* **The exercise**:
Extract each line of the records below that contains the word "ylabel".

(Saved data entries)
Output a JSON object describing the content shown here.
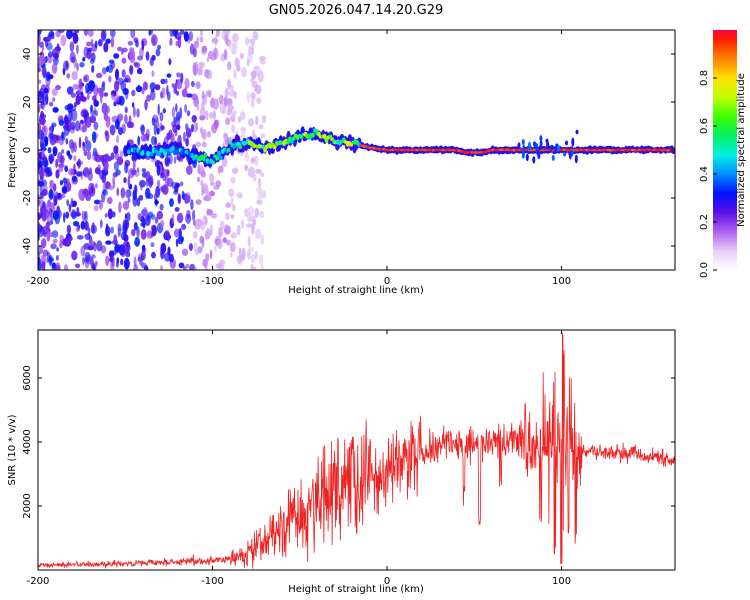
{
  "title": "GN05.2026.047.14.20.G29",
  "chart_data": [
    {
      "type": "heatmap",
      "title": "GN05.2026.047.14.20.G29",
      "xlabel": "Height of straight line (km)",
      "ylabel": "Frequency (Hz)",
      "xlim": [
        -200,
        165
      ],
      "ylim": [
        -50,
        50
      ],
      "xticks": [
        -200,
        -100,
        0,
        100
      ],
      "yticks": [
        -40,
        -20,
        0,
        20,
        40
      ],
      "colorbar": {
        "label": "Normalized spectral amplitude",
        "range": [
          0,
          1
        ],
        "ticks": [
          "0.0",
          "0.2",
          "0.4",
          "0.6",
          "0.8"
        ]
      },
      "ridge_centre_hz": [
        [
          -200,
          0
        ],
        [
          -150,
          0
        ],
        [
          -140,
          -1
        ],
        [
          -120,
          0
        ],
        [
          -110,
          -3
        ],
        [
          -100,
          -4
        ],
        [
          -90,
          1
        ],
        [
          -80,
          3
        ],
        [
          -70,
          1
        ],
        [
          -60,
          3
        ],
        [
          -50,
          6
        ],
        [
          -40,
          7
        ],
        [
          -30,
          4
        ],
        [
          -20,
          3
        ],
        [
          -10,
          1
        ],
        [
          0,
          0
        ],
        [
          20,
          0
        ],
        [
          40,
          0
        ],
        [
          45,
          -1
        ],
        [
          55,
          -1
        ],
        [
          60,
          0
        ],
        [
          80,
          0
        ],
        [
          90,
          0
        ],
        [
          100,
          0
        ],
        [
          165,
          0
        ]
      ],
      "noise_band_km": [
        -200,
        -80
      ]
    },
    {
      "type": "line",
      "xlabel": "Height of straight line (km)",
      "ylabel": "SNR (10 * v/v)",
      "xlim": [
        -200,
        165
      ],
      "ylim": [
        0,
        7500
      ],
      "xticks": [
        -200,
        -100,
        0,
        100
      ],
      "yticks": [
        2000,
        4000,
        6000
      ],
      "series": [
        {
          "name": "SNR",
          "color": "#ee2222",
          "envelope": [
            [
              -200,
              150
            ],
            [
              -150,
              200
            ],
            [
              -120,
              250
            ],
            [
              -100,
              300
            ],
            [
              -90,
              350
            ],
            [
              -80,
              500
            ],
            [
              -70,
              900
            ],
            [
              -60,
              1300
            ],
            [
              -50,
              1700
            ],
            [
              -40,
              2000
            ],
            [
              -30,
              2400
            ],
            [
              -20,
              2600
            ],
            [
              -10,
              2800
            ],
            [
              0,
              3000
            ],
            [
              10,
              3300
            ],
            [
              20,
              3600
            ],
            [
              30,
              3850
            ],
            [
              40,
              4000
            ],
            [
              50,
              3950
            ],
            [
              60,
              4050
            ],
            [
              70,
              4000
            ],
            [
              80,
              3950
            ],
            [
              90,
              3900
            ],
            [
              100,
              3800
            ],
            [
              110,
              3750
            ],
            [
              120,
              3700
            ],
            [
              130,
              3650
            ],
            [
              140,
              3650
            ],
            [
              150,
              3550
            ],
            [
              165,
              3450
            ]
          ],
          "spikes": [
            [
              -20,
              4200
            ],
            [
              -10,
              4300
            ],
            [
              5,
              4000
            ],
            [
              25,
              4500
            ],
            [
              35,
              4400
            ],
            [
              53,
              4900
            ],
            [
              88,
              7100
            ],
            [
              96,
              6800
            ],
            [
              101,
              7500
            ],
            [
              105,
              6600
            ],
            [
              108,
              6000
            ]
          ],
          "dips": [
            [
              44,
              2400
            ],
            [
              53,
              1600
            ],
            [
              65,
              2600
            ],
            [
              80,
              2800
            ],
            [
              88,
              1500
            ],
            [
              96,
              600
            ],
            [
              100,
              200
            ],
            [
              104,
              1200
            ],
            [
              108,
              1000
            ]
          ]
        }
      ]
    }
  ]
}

--

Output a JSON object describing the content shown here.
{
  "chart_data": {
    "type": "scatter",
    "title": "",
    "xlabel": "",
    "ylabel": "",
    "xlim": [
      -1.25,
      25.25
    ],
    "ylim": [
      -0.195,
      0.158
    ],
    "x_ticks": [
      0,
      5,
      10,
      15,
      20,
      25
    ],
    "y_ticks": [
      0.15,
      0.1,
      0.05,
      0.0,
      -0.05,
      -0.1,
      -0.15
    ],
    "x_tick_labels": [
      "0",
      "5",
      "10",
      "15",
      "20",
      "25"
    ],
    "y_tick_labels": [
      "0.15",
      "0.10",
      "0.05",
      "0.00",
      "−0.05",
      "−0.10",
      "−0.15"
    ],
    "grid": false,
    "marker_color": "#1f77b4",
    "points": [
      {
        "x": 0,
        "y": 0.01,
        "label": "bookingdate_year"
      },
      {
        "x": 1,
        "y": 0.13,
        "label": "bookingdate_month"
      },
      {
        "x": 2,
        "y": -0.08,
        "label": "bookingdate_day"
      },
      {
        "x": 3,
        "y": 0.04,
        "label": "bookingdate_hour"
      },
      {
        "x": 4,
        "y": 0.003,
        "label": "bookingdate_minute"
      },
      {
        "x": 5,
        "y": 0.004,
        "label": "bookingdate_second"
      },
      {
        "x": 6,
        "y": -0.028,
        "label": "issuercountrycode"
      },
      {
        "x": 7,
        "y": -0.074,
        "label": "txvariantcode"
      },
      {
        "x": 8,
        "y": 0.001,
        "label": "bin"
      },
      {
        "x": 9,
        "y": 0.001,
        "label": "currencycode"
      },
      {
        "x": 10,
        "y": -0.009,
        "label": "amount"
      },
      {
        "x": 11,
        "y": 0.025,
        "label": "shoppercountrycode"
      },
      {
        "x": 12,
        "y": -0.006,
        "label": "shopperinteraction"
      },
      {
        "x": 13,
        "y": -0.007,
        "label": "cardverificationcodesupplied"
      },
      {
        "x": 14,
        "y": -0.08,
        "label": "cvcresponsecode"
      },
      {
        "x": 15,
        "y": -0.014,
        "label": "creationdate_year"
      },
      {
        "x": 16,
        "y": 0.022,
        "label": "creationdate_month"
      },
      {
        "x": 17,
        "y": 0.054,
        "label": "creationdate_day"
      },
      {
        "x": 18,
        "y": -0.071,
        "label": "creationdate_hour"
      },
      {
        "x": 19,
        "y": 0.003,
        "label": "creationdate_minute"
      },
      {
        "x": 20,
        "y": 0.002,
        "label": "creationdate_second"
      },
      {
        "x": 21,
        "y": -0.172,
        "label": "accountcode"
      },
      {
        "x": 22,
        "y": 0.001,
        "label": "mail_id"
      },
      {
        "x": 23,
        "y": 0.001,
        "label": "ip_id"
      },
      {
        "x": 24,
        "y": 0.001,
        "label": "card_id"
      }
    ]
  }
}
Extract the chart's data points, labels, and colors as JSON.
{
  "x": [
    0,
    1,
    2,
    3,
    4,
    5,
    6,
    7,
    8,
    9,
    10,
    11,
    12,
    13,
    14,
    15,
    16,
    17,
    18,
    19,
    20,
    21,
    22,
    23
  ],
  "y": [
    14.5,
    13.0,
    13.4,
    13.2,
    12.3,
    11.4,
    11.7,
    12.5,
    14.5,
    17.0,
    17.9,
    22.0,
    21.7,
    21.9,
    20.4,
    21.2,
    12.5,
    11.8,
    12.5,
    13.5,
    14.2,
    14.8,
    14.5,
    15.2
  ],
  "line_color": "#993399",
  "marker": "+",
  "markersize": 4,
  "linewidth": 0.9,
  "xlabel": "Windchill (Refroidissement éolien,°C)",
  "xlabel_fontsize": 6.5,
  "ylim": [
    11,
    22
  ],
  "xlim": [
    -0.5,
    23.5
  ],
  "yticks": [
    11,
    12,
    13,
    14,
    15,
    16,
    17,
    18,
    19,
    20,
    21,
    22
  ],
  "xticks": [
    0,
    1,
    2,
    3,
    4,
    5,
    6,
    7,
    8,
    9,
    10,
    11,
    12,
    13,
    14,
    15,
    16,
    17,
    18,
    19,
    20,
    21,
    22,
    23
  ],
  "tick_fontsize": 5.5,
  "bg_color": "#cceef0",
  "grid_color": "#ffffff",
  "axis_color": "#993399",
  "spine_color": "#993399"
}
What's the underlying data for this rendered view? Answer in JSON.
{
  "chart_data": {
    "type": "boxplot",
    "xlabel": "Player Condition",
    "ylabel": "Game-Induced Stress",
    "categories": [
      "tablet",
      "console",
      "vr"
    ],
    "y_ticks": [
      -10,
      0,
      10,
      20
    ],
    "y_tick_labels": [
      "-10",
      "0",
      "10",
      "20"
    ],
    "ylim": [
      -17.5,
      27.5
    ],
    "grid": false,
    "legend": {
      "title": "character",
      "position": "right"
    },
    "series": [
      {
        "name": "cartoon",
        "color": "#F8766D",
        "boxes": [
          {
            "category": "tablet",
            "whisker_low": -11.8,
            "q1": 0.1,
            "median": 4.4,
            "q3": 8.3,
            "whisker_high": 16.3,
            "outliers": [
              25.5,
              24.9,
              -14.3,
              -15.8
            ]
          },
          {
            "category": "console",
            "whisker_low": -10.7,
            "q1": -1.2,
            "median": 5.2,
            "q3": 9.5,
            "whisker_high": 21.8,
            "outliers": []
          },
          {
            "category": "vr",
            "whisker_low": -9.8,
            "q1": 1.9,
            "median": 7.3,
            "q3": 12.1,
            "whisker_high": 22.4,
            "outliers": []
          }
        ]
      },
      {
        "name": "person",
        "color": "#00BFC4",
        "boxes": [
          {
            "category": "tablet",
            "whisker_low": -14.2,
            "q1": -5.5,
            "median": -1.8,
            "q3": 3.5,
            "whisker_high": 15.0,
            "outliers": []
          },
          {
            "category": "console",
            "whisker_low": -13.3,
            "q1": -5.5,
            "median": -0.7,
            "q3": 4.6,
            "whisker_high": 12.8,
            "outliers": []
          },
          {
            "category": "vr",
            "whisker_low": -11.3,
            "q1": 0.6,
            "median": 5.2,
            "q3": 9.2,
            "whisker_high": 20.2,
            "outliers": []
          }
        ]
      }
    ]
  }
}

* **Correct answer**:
      "ylabel": "Frequency (Hz)",
      "ylabel": "SNR (10 * v/v)",
    "ylabel": "",
    "ylabel": "Game-Induced Stress",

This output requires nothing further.